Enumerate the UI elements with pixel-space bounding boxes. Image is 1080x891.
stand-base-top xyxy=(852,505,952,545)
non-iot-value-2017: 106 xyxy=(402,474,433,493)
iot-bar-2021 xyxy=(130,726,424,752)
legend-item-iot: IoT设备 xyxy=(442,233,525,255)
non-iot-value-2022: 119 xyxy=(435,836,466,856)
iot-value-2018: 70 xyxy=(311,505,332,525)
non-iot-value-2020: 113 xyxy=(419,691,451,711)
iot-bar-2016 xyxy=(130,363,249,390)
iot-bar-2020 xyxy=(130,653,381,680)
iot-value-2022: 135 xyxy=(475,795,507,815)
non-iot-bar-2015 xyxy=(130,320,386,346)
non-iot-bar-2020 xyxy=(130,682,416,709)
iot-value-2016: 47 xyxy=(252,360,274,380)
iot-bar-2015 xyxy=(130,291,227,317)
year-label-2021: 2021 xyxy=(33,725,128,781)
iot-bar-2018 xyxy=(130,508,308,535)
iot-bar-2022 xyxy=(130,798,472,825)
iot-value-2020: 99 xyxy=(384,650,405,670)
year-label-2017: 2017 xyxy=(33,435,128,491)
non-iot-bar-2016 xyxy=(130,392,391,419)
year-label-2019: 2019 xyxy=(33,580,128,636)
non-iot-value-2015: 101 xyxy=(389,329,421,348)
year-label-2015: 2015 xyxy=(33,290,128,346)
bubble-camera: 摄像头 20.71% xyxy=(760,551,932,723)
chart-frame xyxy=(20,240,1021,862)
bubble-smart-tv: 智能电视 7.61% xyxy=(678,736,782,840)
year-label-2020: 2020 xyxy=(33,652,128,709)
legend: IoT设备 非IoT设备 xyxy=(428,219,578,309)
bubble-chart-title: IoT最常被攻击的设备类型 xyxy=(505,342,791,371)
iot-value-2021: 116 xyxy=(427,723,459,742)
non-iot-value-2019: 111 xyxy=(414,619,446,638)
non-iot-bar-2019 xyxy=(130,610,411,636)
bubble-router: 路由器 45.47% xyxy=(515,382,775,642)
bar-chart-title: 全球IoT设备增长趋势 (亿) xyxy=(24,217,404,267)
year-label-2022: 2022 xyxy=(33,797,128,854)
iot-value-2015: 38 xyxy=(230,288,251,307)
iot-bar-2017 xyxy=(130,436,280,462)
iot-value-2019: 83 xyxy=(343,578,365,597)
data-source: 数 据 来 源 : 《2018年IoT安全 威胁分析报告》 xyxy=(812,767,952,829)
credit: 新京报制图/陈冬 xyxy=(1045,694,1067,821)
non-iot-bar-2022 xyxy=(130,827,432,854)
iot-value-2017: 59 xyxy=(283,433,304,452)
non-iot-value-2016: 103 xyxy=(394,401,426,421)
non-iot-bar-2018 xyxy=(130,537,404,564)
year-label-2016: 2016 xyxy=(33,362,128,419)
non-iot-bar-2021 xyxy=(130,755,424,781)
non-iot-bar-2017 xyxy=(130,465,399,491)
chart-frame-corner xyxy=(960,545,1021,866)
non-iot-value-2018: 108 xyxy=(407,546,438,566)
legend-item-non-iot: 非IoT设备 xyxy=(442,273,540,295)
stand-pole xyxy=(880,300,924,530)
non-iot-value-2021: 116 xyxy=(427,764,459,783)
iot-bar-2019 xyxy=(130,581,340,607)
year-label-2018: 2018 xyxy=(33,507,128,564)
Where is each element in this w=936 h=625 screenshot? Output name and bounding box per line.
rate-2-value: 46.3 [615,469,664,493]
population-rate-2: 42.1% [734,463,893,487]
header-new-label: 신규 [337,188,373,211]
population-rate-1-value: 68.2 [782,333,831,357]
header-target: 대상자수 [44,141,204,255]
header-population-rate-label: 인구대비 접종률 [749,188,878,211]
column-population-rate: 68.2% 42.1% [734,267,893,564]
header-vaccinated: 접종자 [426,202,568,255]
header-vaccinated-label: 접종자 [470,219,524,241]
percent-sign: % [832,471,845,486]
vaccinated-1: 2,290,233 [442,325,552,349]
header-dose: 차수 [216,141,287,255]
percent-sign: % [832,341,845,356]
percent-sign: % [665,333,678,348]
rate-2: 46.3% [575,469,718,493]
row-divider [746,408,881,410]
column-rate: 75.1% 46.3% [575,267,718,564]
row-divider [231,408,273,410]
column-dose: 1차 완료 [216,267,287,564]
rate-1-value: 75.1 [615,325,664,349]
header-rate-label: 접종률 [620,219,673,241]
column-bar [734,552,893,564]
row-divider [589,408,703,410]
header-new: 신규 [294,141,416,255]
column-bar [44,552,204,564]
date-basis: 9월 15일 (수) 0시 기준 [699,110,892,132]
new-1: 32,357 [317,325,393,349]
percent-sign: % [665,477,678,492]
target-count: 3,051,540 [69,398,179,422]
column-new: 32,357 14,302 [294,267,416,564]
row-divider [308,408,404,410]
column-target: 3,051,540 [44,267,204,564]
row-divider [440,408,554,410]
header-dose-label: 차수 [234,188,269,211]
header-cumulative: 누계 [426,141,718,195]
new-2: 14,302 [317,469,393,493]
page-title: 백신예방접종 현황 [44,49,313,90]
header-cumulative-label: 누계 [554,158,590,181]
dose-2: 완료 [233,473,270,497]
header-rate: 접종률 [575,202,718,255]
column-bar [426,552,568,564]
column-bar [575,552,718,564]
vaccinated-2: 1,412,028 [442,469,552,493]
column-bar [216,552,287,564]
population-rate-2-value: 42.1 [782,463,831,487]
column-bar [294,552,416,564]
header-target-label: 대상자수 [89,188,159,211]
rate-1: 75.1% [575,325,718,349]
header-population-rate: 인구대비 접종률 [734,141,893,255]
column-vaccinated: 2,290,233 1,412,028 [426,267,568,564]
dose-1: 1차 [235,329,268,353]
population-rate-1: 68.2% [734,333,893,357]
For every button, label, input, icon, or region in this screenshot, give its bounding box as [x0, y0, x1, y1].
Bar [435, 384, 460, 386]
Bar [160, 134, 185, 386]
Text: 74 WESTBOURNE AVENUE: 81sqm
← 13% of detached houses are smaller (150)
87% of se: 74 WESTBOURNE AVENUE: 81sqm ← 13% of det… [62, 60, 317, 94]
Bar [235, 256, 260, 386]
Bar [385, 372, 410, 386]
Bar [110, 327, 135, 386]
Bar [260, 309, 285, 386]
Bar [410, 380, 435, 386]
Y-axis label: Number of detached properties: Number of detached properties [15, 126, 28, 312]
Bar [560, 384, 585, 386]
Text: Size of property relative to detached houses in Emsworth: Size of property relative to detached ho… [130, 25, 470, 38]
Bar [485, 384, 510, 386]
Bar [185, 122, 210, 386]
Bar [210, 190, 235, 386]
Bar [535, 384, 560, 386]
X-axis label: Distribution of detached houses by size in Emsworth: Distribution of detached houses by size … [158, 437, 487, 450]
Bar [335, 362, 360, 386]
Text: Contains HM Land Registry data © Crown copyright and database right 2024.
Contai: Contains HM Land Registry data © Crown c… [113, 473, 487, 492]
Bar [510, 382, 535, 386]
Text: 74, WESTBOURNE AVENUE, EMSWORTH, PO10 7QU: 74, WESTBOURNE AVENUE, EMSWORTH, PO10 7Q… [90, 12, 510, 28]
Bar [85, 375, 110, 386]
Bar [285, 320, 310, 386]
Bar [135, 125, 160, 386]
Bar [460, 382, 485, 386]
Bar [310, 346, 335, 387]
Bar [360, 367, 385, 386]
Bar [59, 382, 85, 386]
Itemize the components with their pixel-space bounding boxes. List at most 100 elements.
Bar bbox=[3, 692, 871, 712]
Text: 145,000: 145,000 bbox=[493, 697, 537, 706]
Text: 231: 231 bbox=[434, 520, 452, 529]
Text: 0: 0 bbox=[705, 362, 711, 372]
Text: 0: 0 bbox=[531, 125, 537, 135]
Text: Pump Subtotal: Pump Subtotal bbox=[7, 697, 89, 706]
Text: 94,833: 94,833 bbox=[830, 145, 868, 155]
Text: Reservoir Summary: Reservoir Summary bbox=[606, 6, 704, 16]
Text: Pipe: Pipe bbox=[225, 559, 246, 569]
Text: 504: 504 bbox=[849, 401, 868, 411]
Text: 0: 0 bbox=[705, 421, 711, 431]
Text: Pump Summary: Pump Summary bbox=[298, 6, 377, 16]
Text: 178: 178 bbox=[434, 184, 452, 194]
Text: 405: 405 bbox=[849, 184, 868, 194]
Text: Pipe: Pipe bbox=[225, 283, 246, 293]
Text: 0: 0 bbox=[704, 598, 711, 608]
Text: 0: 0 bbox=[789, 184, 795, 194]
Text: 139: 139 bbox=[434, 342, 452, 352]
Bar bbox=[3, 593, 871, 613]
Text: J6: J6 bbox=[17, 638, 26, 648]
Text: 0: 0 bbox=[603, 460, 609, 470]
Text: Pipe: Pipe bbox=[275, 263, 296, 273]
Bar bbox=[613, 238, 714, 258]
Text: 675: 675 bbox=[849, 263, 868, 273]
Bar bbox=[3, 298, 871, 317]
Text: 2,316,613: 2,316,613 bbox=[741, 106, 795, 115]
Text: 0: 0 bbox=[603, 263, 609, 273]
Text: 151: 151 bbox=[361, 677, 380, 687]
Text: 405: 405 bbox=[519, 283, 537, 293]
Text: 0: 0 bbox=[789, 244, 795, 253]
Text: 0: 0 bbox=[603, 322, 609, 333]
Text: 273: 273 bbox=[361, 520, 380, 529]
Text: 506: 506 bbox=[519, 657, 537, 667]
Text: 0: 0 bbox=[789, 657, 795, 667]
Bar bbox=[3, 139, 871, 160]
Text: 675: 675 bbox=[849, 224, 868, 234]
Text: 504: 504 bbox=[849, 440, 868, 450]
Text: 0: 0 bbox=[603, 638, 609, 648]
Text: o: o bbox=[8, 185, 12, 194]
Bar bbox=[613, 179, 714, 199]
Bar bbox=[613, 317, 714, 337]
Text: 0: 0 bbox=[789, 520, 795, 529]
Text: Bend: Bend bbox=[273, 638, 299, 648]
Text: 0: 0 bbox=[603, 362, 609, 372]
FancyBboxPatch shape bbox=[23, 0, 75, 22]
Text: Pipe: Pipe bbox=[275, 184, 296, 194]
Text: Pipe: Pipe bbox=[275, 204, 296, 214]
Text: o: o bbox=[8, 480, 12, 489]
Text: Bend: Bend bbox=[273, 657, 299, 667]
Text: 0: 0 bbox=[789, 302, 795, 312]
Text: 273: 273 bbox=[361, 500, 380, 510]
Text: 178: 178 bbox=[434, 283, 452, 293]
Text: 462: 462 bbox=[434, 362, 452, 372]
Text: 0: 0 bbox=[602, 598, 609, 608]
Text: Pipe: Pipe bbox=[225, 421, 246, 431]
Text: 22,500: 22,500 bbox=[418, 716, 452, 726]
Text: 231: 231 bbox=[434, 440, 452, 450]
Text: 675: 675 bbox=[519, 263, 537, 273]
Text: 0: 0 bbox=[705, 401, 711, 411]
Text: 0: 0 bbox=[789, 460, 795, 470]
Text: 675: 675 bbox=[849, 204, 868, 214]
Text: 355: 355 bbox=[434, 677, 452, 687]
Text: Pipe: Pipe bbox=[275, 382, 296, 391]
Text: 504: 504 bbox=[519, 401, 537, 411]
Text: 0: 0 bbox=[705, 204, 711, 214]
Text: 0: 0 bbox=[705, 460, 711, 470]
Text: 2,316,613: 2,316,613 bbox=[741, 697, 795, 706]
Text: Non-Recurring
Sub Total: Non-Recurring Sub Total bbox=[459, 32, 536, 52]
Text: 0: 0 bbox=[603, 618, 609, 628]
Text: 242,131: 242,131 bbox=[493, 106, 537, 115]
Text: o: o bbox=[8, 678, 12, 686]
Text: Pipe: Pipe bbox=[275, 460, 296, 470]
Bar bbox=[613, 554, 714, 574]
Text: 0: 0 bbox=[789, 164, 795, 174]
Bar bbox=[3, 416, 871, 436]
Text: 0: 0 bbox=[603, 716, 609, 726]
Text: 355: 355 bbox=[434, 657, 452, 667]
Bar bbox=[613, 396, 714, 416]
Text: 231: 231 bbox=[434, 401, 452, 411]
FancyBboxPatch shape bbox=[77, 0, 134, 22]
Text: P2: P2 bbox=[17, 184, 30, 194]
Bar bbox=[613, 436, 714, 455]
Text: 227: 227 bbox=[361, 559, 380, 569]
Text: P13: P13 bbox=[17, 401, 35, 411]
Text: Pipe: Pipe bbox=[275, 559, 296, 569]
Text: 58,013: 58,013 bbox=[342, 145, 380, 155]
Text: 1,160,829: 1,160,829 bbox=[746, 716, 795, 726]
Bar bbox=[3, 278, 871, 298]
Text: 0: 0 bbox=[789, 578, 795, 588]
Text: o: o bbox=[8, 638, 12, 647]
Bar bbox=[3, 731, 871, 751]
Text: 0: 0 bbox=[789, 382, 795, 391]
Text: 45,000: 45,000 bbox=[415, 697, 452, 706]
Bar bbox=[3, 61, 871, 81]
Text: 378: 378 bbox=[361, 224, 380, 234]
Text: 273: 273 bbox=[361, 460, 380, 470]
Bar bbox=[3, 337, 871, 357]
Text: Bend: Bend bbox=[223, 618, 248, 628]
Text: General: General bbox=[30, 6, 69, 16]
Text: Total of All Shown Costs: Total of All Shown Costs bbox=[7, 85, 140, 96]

++++++

JOB
Count the lines in the records above that contain the string "대상자수", and give only the number.

OUTPUT OF THE EXERCISE
2